Repeat every entry word for word, but leave the images out of your copy.

Exercise inputs ▸
* start *

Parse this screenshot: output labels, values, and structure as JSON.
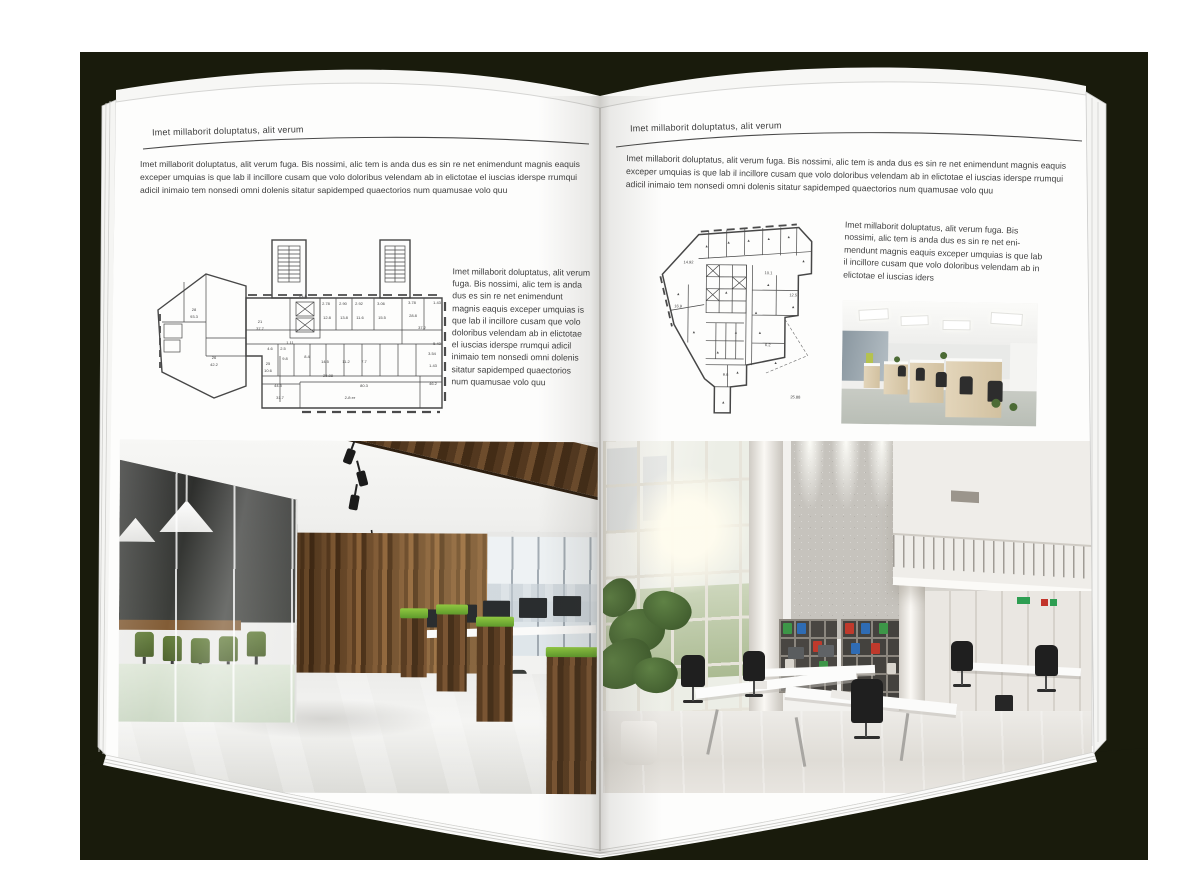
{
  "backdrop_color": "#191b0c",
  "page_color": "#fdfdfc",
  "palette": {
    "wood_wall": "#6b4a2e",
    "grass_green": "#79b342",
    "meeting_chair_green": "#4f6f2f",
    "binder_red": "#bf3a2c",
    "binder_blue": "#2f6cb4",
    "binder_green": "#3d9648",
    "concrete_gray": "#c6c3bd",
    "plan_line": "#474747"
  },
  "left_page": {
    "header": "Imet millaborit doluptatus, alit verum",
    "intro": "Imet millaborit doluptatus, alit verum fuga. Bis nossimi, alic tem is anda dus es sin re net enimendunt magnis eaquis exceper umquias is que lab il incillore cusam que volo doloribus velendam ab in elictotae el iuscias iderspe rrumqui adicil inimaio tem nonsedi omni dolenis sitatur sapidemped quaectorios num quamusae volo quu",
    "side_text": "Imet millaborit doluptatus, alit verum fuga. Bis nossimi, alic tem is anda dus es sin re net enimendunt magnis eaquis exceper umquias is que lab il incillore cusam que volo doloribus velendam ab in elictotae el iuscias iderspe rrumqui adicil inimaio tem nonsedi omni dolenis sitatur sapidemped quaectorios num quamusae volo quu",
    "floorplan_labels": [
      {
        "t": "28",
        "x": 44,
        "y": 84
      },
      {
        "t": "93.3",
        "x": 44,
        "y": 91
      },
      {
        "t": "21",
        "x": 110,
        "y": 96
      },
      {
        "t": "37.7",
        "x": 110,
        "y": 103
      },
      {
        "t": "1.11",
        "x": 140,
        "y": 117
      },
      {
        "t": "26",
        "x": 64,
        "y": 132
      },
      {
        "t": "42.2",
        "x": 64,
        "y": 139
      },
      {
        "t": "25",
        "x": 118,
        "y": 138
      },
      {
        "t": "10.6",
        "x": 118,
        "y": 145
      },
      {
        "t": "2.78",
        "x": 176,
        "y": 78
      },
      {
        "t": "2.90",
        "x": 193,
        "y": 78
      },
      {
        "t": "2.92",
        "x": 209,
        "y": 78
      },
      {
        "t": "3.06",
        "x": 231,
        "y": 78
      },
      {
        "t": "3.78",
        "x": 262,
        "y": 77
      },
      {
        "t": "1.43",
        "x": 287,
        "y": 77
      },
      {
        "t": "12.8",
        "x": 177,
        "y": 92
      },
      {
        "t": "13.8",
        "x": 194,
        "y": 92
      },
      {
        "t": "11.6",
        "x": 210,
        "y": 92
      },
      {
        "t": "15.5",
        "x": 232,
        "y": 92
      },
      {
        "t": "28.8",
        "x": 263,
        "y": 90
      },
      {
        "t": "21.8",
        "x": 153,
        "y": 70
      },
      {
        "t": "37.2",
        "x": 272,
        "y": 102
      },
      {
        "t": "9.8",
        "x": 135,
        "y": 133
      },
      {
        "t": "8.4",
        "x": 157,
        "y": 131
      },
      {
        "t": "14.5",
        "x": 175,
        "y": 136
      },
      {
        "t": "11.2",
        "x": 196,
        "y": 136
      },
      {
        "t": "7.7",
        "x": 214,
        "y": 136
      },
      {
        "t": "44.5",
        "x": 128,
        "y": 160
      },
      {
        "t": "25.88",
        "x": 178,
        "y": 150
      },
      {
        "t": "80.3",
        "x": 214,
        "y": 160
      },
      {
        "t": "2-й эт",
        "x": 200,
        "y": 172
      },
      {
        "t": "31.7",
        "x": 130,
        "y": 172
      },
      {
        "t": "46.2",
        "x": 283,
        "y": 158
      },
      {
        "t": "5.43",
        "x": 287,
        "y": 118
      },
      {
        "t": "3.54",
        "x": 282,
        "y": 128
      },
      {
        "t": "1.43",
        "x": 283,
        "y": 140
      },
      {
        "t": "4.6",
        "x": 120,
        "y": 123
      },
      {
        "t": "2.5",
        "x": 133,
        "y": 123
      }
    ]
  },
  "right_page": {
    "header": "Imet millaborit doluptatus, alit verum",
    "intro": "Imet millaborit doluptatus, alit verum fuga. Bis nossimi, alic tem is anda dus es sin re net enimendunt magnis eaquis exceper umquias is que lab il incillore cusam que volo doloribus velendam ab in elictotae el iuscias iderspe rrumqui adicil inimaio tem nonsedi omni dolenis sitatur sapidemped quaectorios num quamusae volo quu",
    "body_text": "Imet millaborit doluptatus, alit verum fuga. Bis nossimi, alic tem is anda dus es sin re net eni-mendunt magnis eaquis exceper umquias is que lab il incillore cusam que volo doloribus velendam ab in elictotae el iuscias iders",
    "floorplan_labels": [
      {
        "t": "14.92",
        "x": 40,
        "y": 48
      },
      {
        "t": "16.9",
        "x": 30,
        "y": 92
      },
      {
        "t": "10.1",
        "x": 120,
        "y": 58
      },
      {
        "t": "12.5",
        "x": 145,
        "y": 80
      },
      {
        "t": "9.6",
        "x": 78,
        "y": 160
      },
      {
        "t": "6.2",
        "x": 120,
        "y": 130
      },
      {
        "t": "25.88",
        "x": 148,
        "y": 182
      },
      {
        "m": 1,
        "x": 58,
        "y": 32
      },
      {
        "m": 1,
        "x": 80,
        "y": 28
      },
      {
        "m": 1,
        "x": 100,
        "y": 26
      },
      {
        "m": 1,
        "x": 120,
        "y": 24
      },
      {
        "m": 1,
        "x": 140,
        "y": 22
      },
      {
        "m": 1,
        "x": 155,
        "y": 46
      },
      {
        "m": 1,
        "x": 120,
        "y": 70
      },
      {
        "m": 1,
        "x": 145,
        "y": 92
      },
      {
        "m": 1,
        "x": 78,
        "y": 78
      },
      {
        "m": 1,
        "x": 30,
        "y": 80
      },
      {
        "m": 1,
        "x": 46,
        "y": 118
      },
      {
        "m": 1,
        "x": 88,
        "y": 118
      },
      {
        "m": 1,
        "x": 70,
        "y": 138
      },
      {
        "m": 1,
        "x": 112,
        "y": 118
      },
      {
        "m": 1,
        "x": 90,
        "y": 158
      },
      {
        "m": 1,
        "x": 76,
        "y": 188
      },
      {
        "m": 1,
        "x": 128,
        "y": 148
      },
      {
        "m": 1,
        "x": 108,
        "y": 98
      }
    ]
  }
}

* end *

Answer to the task ▸
Parse this screenshot: output labels, values, and structure as JSON.
{
  "backdrop_color": "#191b0c",
  "page_color": "#fdfdfc",
  "palette": {
    "wood_wall": "#6b4a2e",
    "grass_green": "#79b342",
    "meeting_chair_green": "#4f6f2f",
    "binder_red": "#bf3a2c",
    "binder_blue": "#2f6cb4",
    "binder_green": "#3d9648",
    "concrete_gray": "#c6c3bd",
    "plan_line": "#474747"
  },
  "left_page": {
    "header": "Imet millaborit doluptatus, alit verum",
    "intro": "Imet millaborit doluptatus, alit verum fuga. Bis nossimi, alic tem is anda dus es sin re net enimendunt magnis eaquis exceper umquias is que lab il incillore cusam que volo doloribus velendam ab in elictotae el iuscias iderspe rrumqui adicil inimaio tem nonsedi omni dolenis sitatur sapidemped quaectorios num quamusae volo quu",
    "side_text": "Imet millaborit doluptatus, alit verum fuga. Bis nossimi, alic tem is anda dus es sin re net enimendunt magnis eaquis exceper umquias is que lab il incillore cusam que volo doloribus velendam ab in elictotae el iuscias iderspe rrumqui adicil inimaio tem nonsedi omni dolenis sitatur sapidemped quaectorios num quamusae volo quu",
    "floorplan_labels": [
      {
        "t": "28",
        "x": 44,
        "y": 84
      },
      {
        "t": "93.3",
        "x": 44,
        "y": 91
      },
      {
        "t": "21",
        "x": 110,
        "y": 96
      },
      {
        "t": "37.7",
        "x": 110,
        "y": 103
      },
      {
        "t": "1.11",
        "x": 140,
        "y": 117
      },
      {
        "t": "26",
        "x": 64,
        "y": 132
      },
      {
        "t": "42.2",
        "x": 64,
        "y": 139
      },
      {
        "t": "25",
        "x": 118,
        "y": 138
      },
      {
        "t": "10.6",
        "x": 118,
        "y": 145
      },
      {
        "t": "2.78",
        "x": 176,
        "y": 78
      },
      {
        "t": "2.90",
        "x": 193,
        "y": 78
      },
      {
        "t": "2.92",
        "x": 209,
        "y": 78
      },
      {
        "t": "3.06",
        "x": 231,
        "y": 78
      },
      {
        "t": "3.78",
        "x": 262,
        "y": 77
      },
      {
        "t": "1.43",
        "x": 287,
        "y": 77
      },
      {
        "t": "12.8",
        "x": 177,
        "y": 92
      },
      {
        "t": "13.8",
        "x": 194,
        "y": 92
      },
      {
        "t": "11.6",
        "x": 210,
        "y": 92
      },
      {
        "t": "15.5",
        "x": 232,
        "y": 92
      },
      {
        "t": "28.8",
        "x": 263,
        "y": 90
      },
      {
        "t": "21.8",
        "x": 153,
        "y": 70
      },
      {
        "t": "37.2",
        "x": 272,
        "y": 102
      },
      {
        "t": "9.8",
        "x": 135,
        "y": 133
      },
      {
        "t": "8.4",
        "x": 157,
        "y": 131
      },
      {
        "t": "14.5",
        "x": 175,
        "y": 136
      },
      {
        "t": "11.2",
        "x": 196,
        "y": 136
      },
      {
        "t": "7.7",
        "x": 214,
        "y": 136
      },
      {
        "t": "44.5",
        "x": 128,
        "y": 160
      },
      {
        "t": "25.88",
        "x": 178,
        "y": 150
      },
      {
        "t": "80.3",
        "x": 214,
        "y": 160
      },
      {
        "t": "2-й эт",
        "x": 200,
        "y": 172
      },
      {
        "t": "31.7",
        "x": 130,
        "y": 172
      },
      {
        "t": "46.2",
        "x": 283,
        "y": 158
      },
      {
        "t": "5.43",
        "x": 287,
        "y": 118
      },
      {
        "t": "3.54",
        "x": 282,
        "y": 128
      },
      {
        "t": "1.43",
        "x": 283,
        "y": 140
      },
      {
        "t": "4.6",
        "x": 120,
        "y": 123
      },
      {
        "t": "2.5",
        "x": 133,
        "y": 123
      }
    ]
  },
  "right_page": {
    "header": "Imet millaborit doluptatus, alit verum",
    "intro": "Imet millaborit doluptatus, alit verum fuga. Bis nossimi, alic tem is anda dus es sin re net enimendunt magnis eaquis exceper umquias is que lab il incillore cusam que volo doloribus velendam ab in elictotae el iuscias iderspe rrumqui adicil inimaio tem nonsedi omni dolenis sitatur sapidemped quaectorios num quamusae volo quu",
    "body_text": "Imet millaborit doluptatus, alit verum fuga. Bis nossimi, alic tem is anda dus es sin re net eni-mendunt magnis eaquis exceper umquias is que lab il incillore cusam que volo doloribus velendam ab in elictotae el iuscias iders",
    "floorplan_labels": [
      {
        "t": "14.92",
        "x": 40,
        "y": 48
      },
      {
        "t": "16.9",
        "x": 30,
        "y": 92
      },
      {
        "t": "10.1",
        "x": 120,
        "y": 58
      },
      {
        "t": "12.5",
        "x": 145,
        "y": 80
      },
      {
        "t": "9.6",
        "x": 78,
        "y": 160
      },
      {
        "t": "6.2",
        "x": 120,
        "y": 130
      },
      {
        "t": "25.88",
        "x": 148,
        "y": 182
      },
      {
        "m": 1,
        "x": 58,
        "y": 32
      },
      {
        "m": 1,
        "x": 80,
        "y": 28
      },
      {
        "m": 1,
        "x": 100,
        "y": 26
      },
      {
        "m": 1,
        "x": 120,
        "y": 24
      },
      {
        "m": 1,
        "x": 140,
        "y": 22
      },
      {
        "m": 1,
        "x": 155,
        "y": 46
      },
      {
        "m": 1,
        "x": 120,
        "y": 70
      },
      {
        "m": 1,
        "x": 145,
        "y": 92
      },
      {
        "m": 1,
        "x": 78,
        "y": 78
      },
      {
        "m": 1,
        "x": 30,
        "y": 80
      },
      {
        "m": 1,
        "x": 46,
        "y": 118
      },
      {
        "m": 1,
        "x": 88,
        "y": 118
      },
      {
        "m": 1,
        "x": 70,
        "y": 138
      },
      {
        "m": 1,
        "x": 112,
        "y": 118
      },
      {
        "m": 1,
        "x": 90,
        "y": 158
      },
      {
        "m": 1,
        "x": 76,
        "y": 188
      },
      {
        "m": 1,
        "x": 128,
        "y": 148
      },
      {
        "m": 1,
        "x": 108,
        "y": 98
      }
    ]
  }
}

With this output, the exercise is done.